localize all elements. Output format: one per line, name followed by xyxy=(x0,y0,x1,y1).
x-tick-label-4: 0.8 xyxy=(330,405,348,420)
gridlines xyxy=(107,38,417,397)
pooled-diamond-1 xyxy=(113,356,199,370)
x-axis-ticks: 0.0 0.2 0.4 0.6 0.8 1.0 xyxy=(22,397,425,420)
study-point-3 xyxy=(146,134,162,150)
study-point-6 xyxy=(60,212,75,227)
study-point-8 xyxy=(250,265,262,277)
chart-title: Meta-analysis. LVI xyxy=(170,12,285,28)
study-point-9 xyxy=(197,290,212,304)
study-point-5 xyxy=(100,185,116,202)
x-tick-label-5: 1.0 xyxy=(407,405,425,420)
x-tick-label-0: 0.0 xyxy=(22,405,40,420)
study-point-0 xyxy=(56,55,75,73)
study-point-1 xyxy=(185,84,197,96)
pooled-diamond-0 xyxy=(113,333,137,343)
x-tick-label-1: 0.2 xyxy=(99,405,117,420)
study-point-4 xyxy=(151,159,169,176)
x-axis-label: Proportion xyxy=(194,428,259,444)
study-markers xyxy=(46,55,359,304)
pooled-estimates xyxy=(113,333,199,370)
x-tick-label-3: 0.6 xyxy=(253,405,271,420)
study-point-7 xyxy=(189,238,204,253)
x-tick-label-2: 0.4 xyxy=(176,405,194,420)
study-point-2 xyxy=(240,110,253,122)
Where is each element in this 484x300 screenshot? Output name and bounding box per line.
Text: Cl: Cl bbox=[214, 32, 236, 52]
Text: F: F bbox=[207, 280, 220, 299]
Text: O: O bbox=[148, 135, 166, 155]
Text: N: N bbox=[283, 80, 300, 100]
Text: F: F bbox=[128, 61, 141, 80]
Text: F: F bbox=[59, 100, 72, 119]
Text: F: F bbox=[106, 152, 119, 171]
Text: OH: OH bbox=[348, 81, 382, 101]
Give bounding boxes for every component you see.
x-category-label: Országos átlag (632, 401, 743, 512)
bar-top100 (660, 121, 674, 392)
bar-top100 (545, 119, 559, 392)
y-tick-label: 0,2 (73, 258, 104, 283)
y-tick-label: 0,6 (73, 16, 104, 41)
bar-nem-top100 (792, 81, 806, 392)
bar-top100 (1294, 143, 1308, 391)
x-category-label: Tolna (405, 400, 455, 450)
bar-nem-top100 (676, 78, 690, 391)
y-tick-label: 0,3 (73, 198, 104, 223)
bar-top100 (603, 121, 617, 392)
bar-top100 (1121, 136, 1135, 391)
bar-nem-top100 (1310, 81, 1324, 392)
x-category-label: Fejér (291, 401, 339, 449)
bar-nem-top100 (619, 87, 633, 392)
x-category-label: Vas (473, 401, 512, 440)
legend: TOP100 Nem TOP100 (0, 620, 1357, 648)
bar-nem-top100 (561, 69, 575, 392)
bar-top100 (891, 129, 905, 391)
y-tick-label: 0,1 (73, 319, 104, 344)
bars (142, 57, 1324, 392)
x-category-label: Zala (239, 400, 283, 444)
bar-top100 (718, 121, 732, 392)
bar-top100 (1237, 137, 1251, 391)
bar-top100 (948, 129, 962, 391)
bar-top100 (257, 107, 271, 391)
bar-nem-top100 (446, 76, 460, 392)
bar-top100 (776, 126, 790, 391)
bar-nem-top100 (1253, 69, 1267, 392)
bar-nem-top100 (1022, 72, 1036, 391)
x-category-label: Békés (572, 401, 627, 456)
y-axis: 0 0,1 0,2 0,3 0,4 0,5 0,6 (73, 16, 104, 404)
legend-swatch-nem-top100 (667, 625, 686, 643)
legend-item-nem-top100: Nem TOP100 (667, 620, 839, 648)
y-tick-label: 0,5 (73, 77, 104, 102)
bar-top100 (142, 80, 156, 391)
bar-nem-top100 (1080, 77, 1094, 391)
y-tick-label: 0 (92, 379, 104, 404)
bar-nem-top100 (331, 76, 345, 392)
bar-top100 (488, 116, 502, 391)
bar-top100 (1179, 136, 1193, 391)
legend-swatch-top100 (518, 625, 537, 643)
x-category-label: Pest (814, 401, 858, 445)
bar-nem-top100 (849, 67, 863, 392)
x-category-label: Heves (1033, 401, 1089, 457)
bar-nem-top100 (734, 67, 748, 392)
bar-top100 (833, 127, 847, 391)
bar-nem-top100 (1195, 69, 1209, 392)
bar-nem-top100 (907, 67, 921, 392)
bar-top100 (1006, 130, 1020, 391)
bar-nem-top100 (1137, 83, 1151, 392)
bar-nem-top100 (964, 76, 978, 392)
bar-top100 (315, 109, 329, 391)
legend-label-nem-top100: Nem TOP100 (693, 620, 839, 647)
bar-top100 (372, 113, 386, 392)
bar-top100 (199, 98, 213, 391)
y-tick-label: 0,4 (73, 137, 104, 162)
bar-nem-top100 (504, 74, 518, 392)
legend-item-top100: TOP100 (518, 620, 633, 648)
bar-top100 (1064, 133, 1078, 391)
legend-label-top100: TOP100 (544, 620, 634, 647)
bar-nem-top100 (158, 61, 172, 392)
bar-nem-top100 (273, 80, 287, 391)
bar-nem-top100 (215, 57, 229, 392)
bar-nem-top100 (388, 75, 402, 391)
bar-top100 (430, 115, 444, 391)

▬▬▬▬▬▬▬▬▬▬

**What to do:**
Count the lines in the listing that contain the string "axis", treating uppercase and lowercase as different, and reply with only that number.

**Answer for the task:**
3